**** Input for this task

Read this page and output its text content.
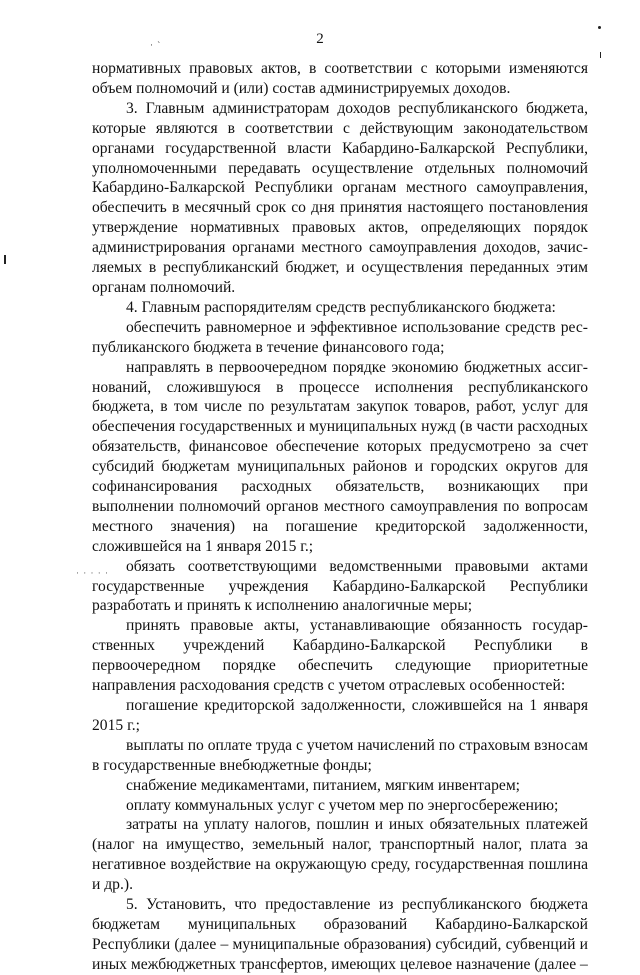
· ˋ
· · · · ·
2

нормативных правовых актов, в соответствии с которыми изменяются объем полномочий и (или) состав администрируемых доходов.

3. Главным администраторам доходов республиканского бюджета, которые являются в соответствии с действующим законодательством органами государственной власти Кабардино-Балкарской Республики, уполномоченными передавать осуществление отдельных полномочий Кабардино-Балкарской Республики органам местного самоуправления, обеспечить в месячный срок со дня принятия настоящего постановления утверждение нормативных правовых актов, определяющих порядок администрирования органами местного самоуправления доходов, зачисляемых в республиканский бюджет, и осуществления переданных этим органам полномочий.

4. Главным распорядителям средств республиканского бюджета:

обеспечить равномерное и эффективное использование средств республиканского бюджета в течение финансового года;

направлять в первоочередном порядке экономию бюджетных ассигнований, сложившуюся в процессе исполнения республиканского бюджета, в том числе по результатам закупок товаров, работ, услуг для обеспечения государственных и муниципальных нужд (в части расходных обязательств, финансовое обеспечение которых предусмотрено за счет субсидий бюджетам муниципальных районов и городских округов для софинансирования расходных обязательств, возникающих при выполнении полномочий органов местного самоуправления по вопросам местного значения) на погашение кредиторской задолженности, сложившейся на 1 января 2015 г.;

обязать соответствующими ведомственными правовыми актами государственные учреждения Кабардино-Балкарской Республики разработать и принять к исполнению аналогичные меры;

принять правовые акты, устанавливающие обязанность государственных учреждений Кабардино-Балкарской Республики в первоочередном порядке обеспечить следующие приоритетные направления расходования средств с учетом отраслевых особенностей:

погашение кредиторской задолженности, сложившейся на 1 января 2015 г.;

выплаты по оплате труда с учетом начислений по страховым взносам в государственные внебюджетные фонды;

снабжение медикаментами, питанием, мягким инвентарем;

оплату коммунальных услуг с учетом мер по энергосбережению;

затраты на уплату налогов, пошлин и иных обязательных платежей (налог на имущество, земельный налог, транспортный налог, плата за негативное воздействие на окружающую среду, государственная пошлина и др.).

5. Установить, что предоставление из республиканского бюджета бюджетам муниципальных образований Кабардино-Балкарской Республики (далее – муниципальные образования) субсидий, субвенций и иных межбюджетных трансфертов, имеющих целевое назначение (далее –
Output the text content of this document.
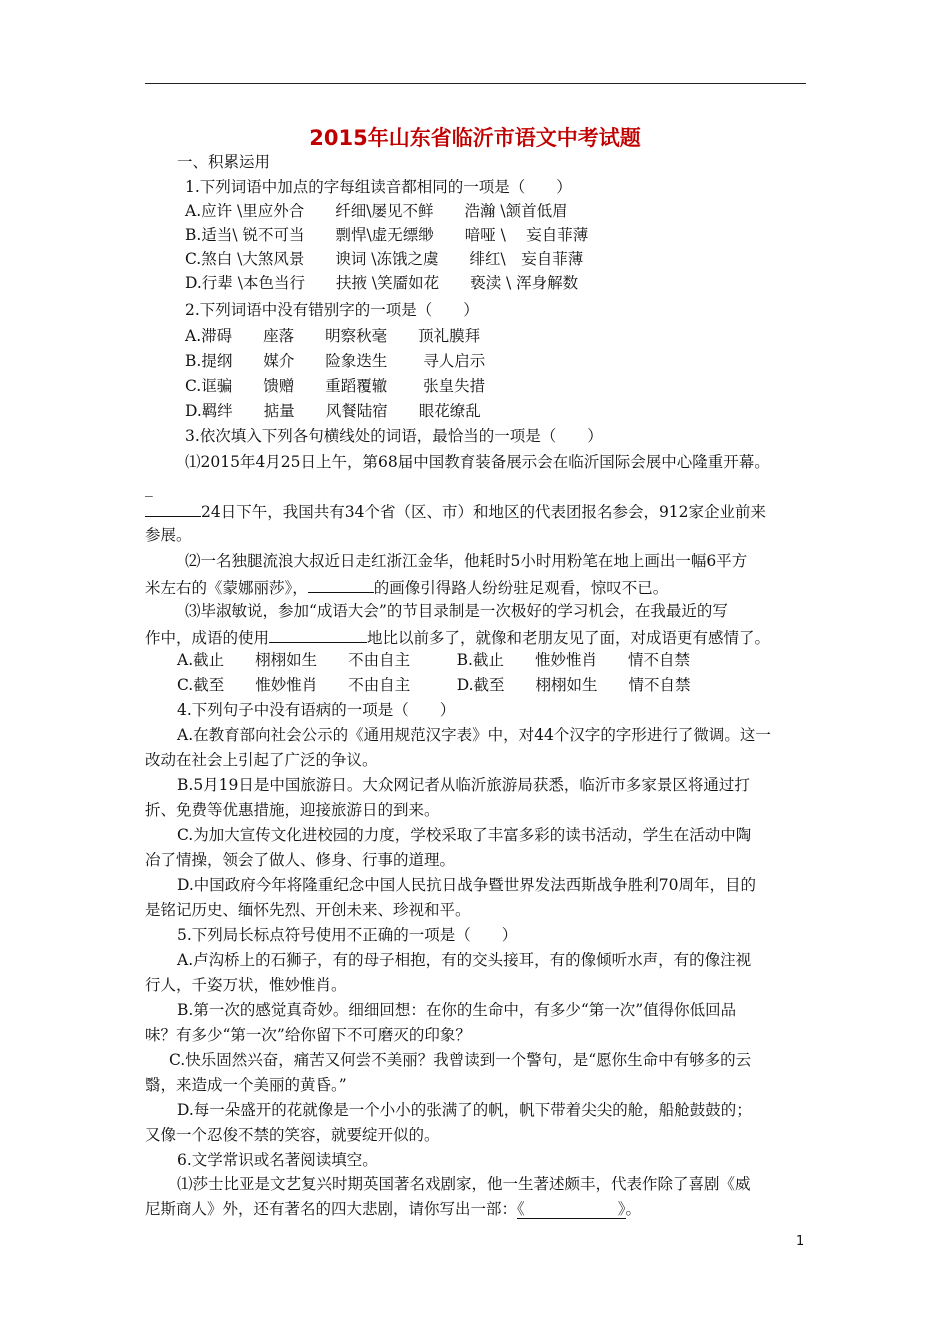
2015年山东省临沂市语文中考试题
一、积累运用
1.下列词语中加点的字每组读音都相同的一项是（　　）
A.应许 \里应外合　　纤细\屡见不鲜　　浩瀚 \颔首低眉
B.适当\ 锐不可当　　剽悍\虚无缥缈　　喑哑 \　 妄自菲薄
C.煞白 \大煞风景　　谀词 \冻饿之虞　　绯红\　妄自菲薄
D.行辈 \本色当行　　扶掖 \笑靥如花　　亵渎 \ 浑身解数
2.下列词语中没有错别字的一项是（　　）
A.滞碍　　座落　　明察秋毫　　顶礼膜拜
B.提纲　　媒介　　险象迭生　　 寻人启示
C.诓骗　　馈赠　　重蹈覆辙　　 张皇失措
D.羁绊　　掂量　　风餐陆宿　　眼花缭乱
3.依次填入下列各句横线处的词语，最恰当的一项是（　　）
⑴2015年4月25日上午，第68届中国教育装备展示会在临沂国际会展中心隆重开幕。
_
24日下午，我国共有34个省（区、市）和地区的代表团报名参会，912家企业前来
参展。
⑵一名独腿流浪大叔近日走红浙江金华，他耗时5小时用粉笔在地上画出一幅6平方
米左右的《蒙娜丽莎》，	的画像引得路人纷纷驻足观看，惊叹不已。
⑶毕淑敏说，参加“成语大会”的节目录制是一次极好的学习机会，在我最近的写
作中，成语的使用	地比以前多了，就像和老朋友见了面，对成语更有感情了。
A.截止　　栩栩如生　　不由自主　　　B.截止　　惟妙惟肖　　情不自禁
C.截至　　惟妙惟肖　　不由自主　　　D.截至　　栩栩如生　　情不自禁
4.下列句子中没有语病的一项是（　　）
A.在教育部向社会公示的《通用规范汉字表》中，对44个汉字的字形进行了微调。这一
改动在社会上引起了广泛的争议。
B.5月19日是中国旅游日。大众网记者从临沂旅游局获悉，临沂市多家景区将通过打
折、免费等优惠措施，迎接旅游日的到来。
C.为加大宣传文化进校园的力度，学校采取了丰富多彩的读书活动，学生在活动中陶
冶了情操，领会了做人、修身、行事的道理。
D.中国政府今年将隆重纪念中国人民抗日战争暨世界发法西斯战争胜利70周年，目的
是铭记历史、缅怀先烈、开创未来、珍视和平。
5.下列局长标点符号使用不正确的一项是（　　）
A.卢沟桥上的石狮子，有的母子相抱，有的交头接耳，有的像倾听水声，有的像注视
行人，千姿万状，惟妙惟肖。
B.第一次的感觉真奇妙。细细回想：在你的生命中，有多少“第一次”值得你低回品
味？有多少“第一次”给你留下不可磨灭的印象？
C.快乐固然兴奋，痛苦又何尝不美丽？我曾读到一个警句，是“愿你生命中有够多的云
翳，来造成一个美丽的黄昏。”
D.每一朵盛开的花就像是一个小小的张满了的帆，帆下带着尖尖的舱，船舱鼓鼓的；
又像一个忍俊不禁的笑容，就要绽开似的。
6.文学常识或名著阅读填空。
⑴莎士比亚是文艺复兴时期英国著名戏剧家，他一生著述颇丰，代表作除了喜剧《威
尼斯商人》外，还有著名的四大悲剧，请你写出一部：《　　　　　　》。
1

********

What you should do »
Omit every picture, then repeat the remaining data exactly as it appears above.

Exercise output »
Read this page and output its text content.
· ˋ
· · · · ·
2

нормативных правовых актов, в соответствии с которыми изменяются объем полномочий и (или) состав администрируемых доходов.

3. Главным администраторам доходов республиканского бюджета, которые являются в соответствии с действующим законодательством органами государственной власти Кабардино-Балкарской Республики, уполномоченными передавать осуществление отдельных полномочий Кабардино-Балкарской Республики органам местного самоуправления, обеспечить в месячный срок со дня принятия настоящего постановления утверждение нормативных правовых актов, определяющих порядок администрирования органами местного самоуправления доходов, зачисляемых в республиканский бюджет, и осуществления переданных этим органам полномочий.

4. Главным распорядителям средств республиканского бюджета:

обеспечить равномерное и эффективное использование средств республиканского бюджета в течение финансового года;

направлять в первоочередном порядке экономию бюджетных ассигнований, сложившуюся в процессе исполнения республиканского бюджета, в том числе по результатам закупок товаров, работ, услуг для обеспечения государственных и муниципальных нужд (в части расходных обязательств, финансовое обеспечение которых предусмотрено за счет субсидий бюджетам муниципальных районов и городских округов для софинансирования расходных обязательств, возникающих при выполнении полномочий органов местного самоуправления по вопросам местного значения) на погашение кредиторской задолженности, сложившейся на 1 января 2015 г.;

обязать соответствующими ведомственными правовыми актами государственные учреждения Кабардино-Балкарской Республики разработать и принять к исполнению аналогичные меры;

принять правовые акты, устанавливающие обязанность государственных учреждений Кабардино-Балкарской Республики в первоочередном порядке обеспечить следующие приоритетные направления расходования средств с учетом отраслевых особенностей:

погашение кредиторской задолженности, сложившейся на 1 января 2015 г.;

выплаты по оплате труда с учетом начислений по страховым взносам в государственные внебюджетные фонды;

снабжение медикаментами, питанием, мягким инвентарем;

оплату коммунальных услуг с учетом мер по энергосбережению;

затраты на уплату налогов, пошлин и иных обязательных платежей (налог на имущество, земельный налог, транспортный налог, плата за негативное воздействие на окружающую среду, государственная пошлина и др.).

5. Установить, что предоставление из республиканского бюджета бюджетам муниципальных образований Кабардино-Балкарской Республики (далее – муниципальные образования) субсидий, субвенций и иных межбюджетных трансфертов, имеющих целевое назначение (далее –
Output the text content of this document.
2015年山东省临沂市语文中考试题
一、积累运用
1.下列词语中加点的字每组读音都相同的一项是（　　）
A.应许 \里应外合　　纤细\屡见不鲜　　浩瀚 \颔首低眉
B.适当\ 锐不可当　　剽悍\虚无缥缈　　喑哑 \　 妄自菲薄
C.煞白 \大煞风景　　谀词 \冻饿之虞　　绯红\　妄自菲薄
D.行辈 \本色当行　　扶掖 \笑靥如花　　亵渎 \ 浑身解数
2.下列词语中没有错别字的一项是（　　）
A.滞碍　　座落　　明察秋毫　　顶礼膜拜
B.提纲　　媒介　　险象迭生　　 寻人启示
C.诓骗　　馈赠　　重蹈覆辙　　 张皇失措
D.羁绊　　掂量　　风餐陆宿　　眼花缭乱
3.依次填入下列各句横线处的词语，最恰当的一项是（　　）
⑴2015年4月25日上午，第68届中国教育装备展示会在临沂国际会展中心隆重开幕。
_
24日下午，我国共有34个省（区、市）和地区的代表团报名参会，912家企业前来
参展。
⑵一名独腿流浪大叔近日走红浙江金华，他耗时5小时用粉笔在地上画出一幅6平方
米左右的《蒙娜丽莎》，	的画像引得路人纷纷驻足观看，惊叹不已。
⑶毕淑敏说，参加“成语大会”的节目录制是一次极好的学习机会，在我最近的写
作中，成语的使用	地比以前多了，就像和老朋友见了面，对成语更有感情了。
A.截止　　栩栩如生　　不由自主　　　B.截止　　惟妙惟肖　　情不自禁
C.截至　　惟妙惟肖　　不由自主　　　D.截至　　栩栩如生　　情不自禁
4.下列句子中没有语病的一项是（　　）
A.在教育部向社会公示的《通用规范汉字表》中，对44个汉字的字形进行了微调。这一
改动在社会上引起了广泛的争议。
B.5月19日是中国旅游日。大众网记者从临沂旅游局获悉，临沂市多家景区将通过打
折、免费等优惠措施，迎接旅游日的到来。
C.为加大宣传文化进校园的力度，学校采取了丰富多彩的读书活动，学生在活动中陶
冶了情操，领会了做人、修身、行事的道理。
D.中国政府今年将隆重纪念中国人民抗日战争暨世界发法西斯战争胜利70周年，目的
是铭记历史、缅怀先烈、开创未来、珍视和平。
5.下列局长标点符号使用不正确的一项是（　　）
A.卢沟桥上的石狮子，有的母子相抱，有的交头接耳，有的像倾听水声，有的像注视
行人，千姿万状，惟妙惟肖。
B.第一次的感觉真奇妙。细细回想：在你的生命中，有多少“第一次”值得你低回品
味？有多少“第一次”给你留下不可磨灭的印象？
C.快乐固然兴奋，痛苦又何尝不美丽？我曾读到一个警句，是“愿你生命中有够多的云
翳，来造成一个美丽的黄昏。”
D.每一朵盛开的花就像是一个小小的张满了的帆，帆下带着尖尖的舱，船舱鼓鼓的；
又像一个忍俊不禁的笑容，就要绽开似的。
6.文学常识或名著阅读填空。
⑴莎士比亚是文艺复兴时期英国著名戏剧家，他一生著述颇丰，代表作除了喜剧《威
尼斯商人》外，还有著名的四大悲剧，请你写出一部：《　　　　　　》。
1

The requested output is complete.